**WHAT IS NEEDED:**
Read the lines below. Copy out any that hold the string "this".

**ENTRIES PROVIDED:**
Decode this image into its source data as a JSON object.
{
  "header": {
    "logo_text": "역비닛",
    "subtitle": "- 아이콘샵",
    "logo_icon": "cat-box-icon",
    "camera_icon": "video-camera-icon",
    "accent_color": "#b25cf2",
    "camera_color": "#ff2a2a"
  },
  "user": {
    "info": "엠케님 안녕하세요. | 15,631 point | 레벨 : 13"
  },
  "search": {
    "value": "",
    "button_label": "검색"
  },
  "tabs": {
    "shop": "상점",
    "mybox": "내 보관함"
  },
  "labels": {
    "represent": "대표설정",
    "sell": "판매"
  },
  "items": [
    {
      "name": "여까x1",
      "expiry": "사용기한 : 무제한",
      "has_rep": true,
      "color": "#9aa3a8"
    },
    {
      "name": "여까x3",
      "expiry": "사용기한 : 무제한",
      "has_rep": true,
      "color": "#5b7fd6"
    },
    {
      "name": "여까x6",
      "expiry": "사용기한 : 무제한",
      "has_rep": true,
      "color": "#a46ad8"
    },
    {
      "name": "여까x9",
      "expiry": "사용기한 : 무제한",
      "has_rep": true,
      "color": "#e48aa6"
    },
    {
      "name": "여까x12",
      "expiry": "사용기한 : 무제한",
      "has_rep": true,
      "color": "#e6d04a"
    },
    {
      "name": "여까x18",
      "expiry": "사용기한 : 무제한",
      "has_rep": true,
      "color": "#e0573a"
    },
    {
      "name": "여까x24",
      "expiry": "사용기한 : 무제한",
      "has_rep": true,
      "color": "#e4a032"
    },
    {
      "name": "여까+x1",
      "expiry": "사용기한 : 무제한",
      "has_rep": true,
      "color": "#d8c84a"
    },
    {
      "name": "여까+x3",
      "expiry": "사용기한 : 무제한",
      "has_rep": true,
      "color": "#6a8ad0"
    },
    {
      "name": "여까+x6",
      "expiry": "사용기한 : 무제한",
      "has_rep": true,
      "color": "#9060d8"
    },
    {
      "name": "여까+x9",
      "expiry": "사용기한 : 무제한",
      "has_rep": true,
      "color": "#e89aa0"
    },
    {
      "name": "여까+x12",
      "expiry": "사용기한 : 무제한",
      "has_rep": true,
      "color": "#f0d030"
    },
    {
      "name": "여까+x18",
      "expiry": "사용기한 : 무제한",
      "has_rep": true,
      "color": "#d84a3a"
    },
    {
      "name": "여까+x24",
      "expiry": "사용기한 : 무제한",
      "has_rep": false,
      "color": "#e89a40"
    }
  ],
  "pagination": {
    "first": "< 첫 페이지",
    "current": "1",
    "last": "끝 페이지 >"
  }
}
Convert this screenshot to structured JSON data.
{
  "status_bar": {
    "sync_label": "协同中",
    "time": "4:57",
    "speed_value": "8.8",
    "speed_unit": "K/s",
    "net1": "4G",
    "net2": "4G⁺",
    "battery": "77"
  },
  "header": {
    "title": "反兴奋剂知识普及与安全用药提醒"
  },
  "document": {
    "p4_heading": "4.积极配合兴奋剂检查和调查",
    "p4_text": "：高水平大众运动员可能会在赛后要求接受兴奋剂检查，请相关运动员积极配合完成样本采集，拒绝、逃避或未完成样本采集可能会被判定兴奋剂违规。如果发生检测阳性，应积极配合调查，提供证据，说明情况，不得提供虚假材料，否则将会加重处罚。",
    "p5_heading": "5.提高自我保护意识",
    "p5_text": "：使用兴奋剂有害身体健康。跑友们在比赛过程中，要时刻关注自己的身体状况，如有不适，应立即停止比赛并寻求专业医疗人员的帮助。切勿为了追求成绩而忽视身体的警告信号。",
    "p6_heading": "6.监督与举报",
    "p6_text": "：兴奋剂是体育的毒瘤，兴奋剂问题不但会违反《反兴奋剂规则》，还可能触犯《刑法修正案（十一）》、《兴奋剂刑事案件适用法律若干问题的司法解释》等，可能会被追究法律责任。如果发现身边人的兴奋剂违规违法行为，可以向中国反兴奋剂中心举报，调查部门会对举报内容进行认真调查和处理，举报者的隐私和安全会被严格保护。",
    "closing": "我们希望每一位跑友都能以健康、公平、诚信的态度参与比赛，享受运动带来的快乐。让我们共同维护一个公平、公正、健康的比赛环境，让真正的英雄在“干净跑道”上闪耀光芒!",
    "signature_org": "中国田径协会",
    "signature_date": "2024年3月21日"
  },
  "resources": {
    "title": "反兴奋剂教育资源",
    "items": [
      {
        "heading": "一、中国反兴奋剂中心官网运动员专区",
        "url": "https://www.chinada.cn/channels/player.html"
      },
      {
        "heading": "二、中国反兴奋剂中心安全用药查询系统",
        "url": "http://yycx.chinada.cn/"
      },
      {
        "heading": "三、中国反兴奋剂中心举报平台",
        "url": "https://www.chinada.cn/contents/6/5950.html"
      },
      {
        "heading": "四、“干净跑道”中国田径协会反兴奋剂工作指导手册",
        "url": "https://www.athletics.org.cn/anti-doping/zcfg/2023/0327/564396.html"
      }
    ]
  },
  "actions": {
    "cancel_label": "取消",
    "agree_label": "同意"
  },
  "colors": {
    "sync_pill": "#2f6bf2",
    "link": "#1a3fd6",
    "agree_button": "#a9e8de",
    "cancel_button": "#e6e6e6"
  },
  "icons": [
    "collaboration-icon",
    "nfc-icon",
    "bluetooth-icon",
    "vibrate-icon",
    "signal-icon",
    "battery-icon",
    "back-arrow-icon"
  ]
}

**COMPLETE ANSWER:**
Decode this image into its source data as a JSON object.
Convert this screenshot to structured JSON data.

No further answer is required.